▸ **AIM OF THE TASK**
Output every line below exactly.

▸ **DATA ROWS**

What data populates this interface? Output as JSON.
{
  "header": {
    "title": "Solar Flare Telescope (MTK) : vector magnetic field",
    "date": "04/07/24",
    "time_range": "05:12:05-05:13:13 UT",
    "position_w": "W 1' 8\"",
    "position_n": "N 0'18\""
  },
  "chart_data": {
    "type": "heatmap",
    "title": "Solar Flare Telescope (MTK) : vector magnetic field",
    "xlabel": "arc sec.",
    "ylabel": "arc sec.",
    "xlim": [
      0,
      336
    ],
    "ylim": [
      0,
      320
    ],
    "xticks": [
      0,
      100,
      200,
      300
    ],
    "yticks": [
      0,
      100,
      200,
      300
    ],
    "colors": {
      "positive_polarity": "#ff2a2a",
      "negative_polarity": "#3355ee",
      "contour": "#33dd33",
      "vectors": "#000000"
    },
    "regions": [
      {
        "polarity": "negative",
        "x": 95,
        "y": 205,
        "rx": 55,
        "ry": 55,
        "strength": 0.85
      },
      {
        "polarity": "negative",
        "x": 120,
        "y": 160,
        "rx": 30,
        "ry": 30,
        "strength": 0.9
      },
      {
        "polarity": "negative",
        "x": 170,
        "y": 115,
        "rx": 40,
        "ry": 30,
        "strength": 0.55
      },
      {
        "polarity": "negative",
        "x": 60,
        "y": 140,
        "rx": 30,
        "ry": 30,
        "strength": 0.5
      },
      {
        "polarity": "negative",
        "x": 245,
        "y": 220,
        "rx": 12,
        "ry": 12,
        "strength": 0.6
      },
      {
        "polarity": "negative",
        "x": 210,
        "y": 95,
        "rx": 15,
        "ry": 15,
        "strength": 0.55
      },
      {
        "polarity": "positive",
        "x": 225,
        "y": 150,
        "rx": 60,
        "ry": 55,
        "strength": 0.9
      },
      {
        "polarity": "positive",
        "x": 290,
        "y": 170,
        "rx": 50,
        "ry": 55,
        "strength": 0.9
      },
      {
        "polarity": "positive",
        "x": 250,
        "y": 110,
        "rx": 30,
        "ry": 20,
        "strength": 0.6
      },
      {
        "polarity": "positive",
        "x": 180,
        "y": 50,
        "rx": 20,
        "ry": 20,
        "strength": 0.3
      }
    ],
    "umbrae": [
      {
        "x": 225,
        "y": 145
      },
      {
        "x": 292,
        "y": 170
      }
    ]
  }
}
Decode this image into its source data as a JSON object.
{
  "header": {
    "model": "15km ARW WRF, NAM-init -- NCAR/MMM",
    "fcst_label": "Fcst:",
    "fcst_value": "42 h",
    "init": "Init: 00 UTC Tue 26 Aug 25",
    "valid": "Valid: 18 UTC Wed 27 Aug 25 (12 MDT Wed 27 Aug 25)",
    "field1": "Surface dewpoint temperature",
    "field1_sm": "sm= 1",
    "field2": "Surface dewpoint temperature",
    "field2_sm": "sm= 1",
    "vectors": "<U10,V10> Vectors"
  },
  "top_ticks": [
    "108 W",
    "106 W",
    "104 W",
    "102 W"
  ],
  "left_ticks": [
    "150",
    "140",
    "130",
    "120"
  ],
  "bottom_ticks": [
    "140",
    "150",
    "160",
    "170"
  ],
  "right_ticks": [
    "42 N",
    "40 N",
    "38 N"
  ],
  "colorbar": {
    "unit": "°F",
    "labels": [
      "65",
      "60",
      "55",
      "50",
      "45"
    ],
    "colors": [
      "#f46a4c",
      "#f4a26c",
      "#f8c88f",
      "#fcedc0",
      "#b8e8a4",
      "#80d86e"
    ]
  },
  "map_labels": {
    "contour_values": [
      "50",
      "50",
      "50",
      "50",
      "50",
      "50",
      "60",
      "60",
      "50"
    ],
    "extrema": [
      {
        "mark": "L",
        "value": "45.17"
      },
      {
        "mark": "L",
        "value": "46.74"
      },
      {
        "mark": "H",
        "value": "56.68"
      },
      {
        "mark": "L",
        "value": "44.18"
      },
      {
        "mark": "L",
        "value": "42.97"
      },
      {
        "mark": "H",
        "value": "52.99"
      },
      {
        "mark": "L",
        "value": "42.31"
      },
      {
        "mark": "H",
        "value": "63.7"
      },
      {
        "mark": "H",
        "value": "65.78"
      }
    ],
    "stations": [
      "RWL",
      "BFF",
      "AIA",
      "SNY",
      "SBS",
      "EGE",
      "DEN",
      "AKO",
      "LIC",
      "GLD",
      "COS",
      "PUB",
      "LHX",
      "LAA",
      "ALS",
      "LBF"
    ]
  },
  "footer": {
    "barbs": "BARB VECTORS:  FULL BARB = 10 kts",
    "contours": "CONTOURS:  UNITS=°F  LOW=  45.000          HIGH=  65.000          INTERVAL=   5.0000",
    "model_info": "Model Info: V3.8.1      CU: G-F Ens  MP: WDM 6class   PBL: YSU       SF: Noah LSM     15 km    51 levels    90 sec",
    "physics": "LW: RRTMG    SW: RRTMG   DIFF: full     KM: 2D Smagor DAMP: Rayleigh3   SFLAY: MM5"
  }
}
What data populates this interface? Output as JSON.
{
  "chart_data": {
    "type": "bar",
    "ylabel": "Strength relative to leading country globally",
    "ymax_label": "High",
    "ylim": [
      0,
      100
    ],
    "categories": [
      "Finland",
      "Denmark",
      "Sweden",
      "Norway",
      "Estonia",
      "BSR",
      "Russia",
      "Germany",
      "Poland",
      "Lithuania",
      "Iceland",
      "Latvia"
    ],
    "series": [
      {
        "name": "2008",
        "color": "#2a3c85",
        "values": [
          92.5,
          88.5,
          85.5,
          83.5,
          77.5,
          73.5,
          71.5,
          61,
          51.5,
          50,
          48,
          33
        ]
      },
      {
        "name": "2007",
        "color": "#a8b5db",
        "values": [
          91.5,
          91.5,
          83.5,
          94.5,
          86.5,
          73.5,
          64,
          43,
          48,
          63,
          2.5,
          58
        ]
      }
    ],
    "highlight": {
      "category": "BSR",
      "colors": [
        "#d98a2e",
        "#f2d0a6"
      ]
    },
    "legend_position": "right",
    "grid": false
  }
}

▸ **ANSWER BELOW**
What data populates this interface? Output as JSON.
{
  "header": {
    "title": "Solar Flare Telescope (MTK) : vector magnetic field",
    "date": "04/07/24",
    "time_range": "05:12:05-05:13:13 UT",
    "position_w": "W 1' 8\"",
    "position_n": "N 0'18\""
  },
  "chart_data": {
    "type": "heatmap",
    "title": "Solar Flare Telescope (MTK) : vector magnetic field",
    "xlabel": "arc sec.",
    "ylabel": "arc sec.",
    "xlim": [
      0,
      336
    ],
    "ylim": [
      0,
      320
    ],
    "xticks": [
      0,
      100,
      200,
      300
    ],
    "yticks": [
      0,
      100,
      200,
      300
    ],
    "colors": {
      "positive_polarity": "#ff2a2a",
      "negative_polarity": "#3355ee",
      "contour": "#33dd33",
      "vectors": "#000000"
    },
    "regions": [
      {
        "polarity": "negative",
        "x": 95,
        "y": 205,
        "rx": 55,
        "ry": 55,
        "strength": 0.85
      },
      {
        "polarity": "negative",
        "x": 120,
        "y": 160,
        "rx": 30,
        "ry": 30,
        "strength": 0.9
      },
      {
        "polarity": "negative",
        "x": 170,
        "y": 115,
        "rx": 40,
        "ry": 30,
        "strength": 0.55
      },
      {
        "polarity": "negative",
        "x": 60,
        "y": 140,
        "rx": 30,
        "ry": 30,
        "strength": 0.5
      },
      {
        "polarity": "negative",
        "x": 245,
        "y": 220,
        "rx": 12,
        "ry": 12,
        "strength": 0.6
      },
      {
        "polarity": "negative",
        "x": 210,
        "y": 95,
        "rx": 15,
        "ry": 15,
        "strength": 0.55
      },
      {
        "polarity": "positive",
        "x": 225,
        "y": 150,
        "rx": 60,
        "ry": 55,
        "strength": 0.9
      },
      {
        "polarity": "positive",
        "x": 290,
        "y": 170,
        "rx": 50,
        "ry": 55,
        "strength": 0.9
      },
      {
        "polarity": "positive",
        "x": 250,
        "y": 110,
        "rx": 30,
        "ry": 20,
        "strength": 0.6
      },
      {
        "polarity": "positive",
        "x": 180,
        "y": 50,
        "rx": 20,
        "ry": 20,
        "strength": 0.3
      }
    ],
    "umbrae": [
      {
        "x": 225,
        "y": 145
      },
      {
        "x": 292,
        "y": 170
      }
    ]
  }
}
Decode this image into its source data as a JSON object.
{
  "header": {
    "model": "15km ARW WRF, NAM-init -- NCAR/MMM",
    "fcst_label": "Fcst:",
    "fcst_value": "42 h",
    "init": "Init: 00 UTC Tue 26 Aug 25",
    "valid": "Valid: 18 UTC Wed 27 Aug 25 (12 MDT Wed 27 Aug 25)",
    "field1": "Surface dewpoint temperature",
    "field1_sm": "sm= 1",
    "field2": "Surface dewpoint temperature",
    "field2_sm": "sm= 1",
    "vectors": "<U10,V10> Vectors"
  },
  "top_ticks": [
    "108 W",
    "106 W",
    "104 W",
    "102 W"
  ],
  "left_ticks": [
    "150",
    "140",
    "130",
    "120"
  ],
  "bottom_ticks": [
    "140",
    "150",
    "160",
    "170"
  ],
  "right_ticks": [
    "42 N",
    "40 N",
    "38 N"
  ],
  "colorbar": {
    "unit": "°F",
    "labels": [
      "65",
      "60",
      "55",
      "50",
      "45"
    ],
    "colors": [
      "#f46a4c",
      "#f4a26c",
      "#f8c88f",
      "#fcedc0",
      "#b8e8a4",
      "#80d86e"
    ]
  },
  "map_labels": {
    "contour_values": [
      "50",
      "50",
      "50",
      "50",
      "50",
      "50",
      "60",
      "60",
      "50"
    ],
    "extrema": [
      {
        "mark": "L",
        "value": "45.17"
      },
      {
        "mark": "L",
        "value": "46.74"
      },
      {
        "mark": "H",
        "value": "56.68"
      },
      {
        "mark": "L",
        "value": "44.18"
      },
      {
        "mark": "L",
        "value": "42.97"
      },
      {
        "mark": "H",
        "value": "52.99"
      },
      {
        "mark": "L",
        "value": "42.31"
      },
      {
        "mark": "H",
        "value": "63.7"
      },
      {
        "mark": "H",
        "value": "65.78"
      }
    ],
    "stations": [
      "RWL",
      "BFF",
      "AIA",
      "SNY",
      "SBS",
      "EGE",
      "DEN",
      "AKO",
      "LIC",
      "GLD",
      "COS",
      "PUB",
      "LHX",
      "LAA",
      "ALS",
      "LBF"
    ]
  },
  "footer": {
    "barbs": "BARB VECTORS:  FULL BARB = 10 kts",
    "contours": "CONTOURS:  UNITS=°F  LOW=  45.000          HIGH=  65.000          INTERVAL=   5.0000",
    "model_info": "Model Info: V3.8.1      CU: G-F Ens  MP: WDM 6class   PBL: YSU       SF: Noah LSM     15 km    51 levels    90 sec",
    "physics": "LW: RRTMG    SW: RRTMG   DIFF: full     KM: 2D Smagor DAMP: Rayleigh3   SFLAY: MM5"
  }
}
What data populates this interface? Output as JSON.
{
  "chart_data": {
    "type": "bar",
    "ylabel": "Strength relative to leading country globally",
    "ymax_label": "High",
    "ylim": [
      0,
      100
    ],
    "categories": [
      "Finland",
      "Denmark",
      "Sweden",
      "Norway",
      "Estonia",
      "BSR",
      "Russia",
      "Germany",
      "Poland",
      "Lithuania",
      "Iceland",
      "Latvia"
    ],
    "series": [
      {
        "name": "2008",
        "color": "#2a3c85",
        "values": [
          92.5,
          88.5,
          85.5,
          83.5,
          77.5,
          73.5,
          71.5,
          61,
          51.5,
          50,
          48,
          33
        ]
      },
      {
        "name": "2007",
        "color": "#a8b5db",
        "values": [
          91.5,
          91.5,
          83.5,
          94.5,
          86.5,
          73.5,
          64,
          43,
          48,
          63,
          2.5,
          58
        ]
      }
    ],
    "highlight": {
      "category": "BSR",
      "colors": [
        "#d98a2e",
        "#f2d0a6"
      ]
    },
    "legend_position": "right",
    "grid": false
  }
}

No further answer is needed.